§ **Instructions for the task**:
Return the entries below verbatim. Pictures stay out.

===== Input rows

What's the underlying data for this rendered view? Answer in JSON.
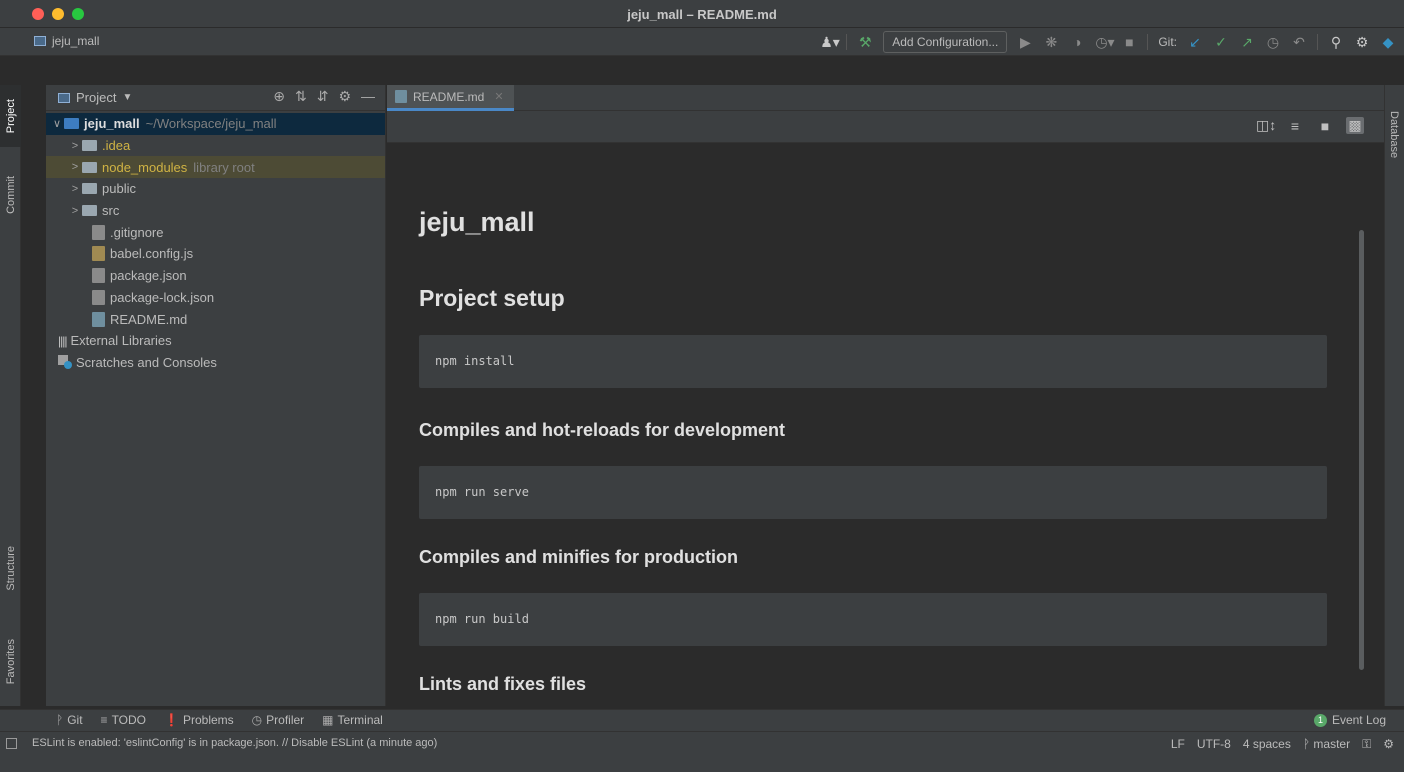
{
  "window": {
    "title": "jeju_mall – README.md"
  },
  "navbar": {
    "project_name": "jeju_mall",
    "add_configuration": "Add Configuration...",
    "git_label": "Git:"
  },
  "left_strip": {
    "project": "Project",
    "commit": "Commit",
    "structure": "Structure",
    "favorites": "Favorites"
  },
  "right_strip": {
    "database": "Database"
  },
  "project_panel": {
    "title": "Project",
    "root": {
      "name": "jeju_mall",
      "path": "~/Workspace/jeju_mall"
    },
    "items": [
      {
        "name": ".idea"
      },
      {
        "name": "node_modules",
        "note": "library root"
      },
      {
        "name": "public"
      },
      {
        "name": "src"
      },
      {
        "name": ".gitignore"
      },
      {
        "name": "babel.config.js"
      },
      {
        "name": "package.json"
      },
      {
        "name": "package-lock.json"
      },
      {
        "name": "README.md"
      },
      {
        "name": "External Libraries"
      },
      {
        "name": "Scratches and Consoles"
      }
    ]
  },
  "editor": {
    "tab": "README.md",
    "preview": {
      "h1": "jeju_mall",
      "h2": "Project setup",
      "code1": "npm install",
      "h3a": "Compiles and hot-reloads for development",
      "code2": "npm run serve",
      "h3b": "Compiles and minifies for production",
      "code3": "npm run build",
      "h3c": "Lints and fixes files"
    }
  },
  "bottom_tools": {
    "git": "Git",
    "todo": "TODO",
    "problems": "Problems",
    "profiler": "Profiler",
    "terminal": "Terminal",
    "event_log": "Event Log",
    "event_count": "1"
  },
  "status": {
    "message": "ESLint is enabled: 'eslintConfig' is in package.json. // Disable ESLint (a minute ago)",
    "line_sep": "LF",
    "encoding": "UTF-8",
    "indent": "4 spaces",
    "branch": "master"
  }
}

==========

§ **Response to this task**:
What's the underlying data for this rendered view? Answer in JSON.
{
  "window": {
    "title": "jeju_mall – README.md"
  },
  "navbar": {
    "project_name": "jeju_mall",
    "add_configuration": "Add Configuration...",
    "git_label": "Git:"
  },
  "left_strip": {
    "project": "Project",
    "commit": "Commit",
    "structure": "Structure",
    "favorites": "Favorites"
  },
  "right_strip": {
    "database": "Database"
  },
  "project_panel": {
    "title": "Project",
    "root": {
      "name": "jeju_mall",
      "path": "~/Workspace/jeju_mall"
    },
    "items": [
      {
        "name": ".idea"
      },
      {
        "name": "node_modules",
        "note": "library root"
      },
      {
        "name": "public"
      },
      {
        "name": "src"
      },
      {
        "name": ".gitignore"
      },
      {
        "name": "babel.config.js"
      },
      {
        "name": "package.json"
      },
      {
        "name": "package-lock.json"
      },
      {
        "name": "README.md"
      },
      {
        "name": "External Libraries"
      },
      {
        "name": "Scratches and Consoles"
      }
    ]
  },
  "editor": {
    "tab": "README.md",
    "preview": {
      "h1": "jeju_mall",
      "h2": "Project setup",
      "code1": "npm install",
      "h3a": "Compiles and hot-reloads for development",
      "code2": "npm run serve",
      "h3b": "Compiles and minifies for production",
      "code3": "npm run build",
      "h3c": "Lints and fixes files"
    }
  },
  "bottom_tools": {
    "git": "Git",
    "todo": "TODO",
    "problems": "Problems",
    "profiler": "Profiler",
    "terminal": "Terminal",
    "event_log": "Event Log",
    "event_count": "1"
  },
  "status": {
    "message": "ESLint is enabled: 'eslintConfig' is in package.json. // Disable ESLint (a minute ago)",
    "line_sep": "LF",
    "encoding": "UTF-8",
    "indent": "4 spaces",
    "branch": "master"
  }
}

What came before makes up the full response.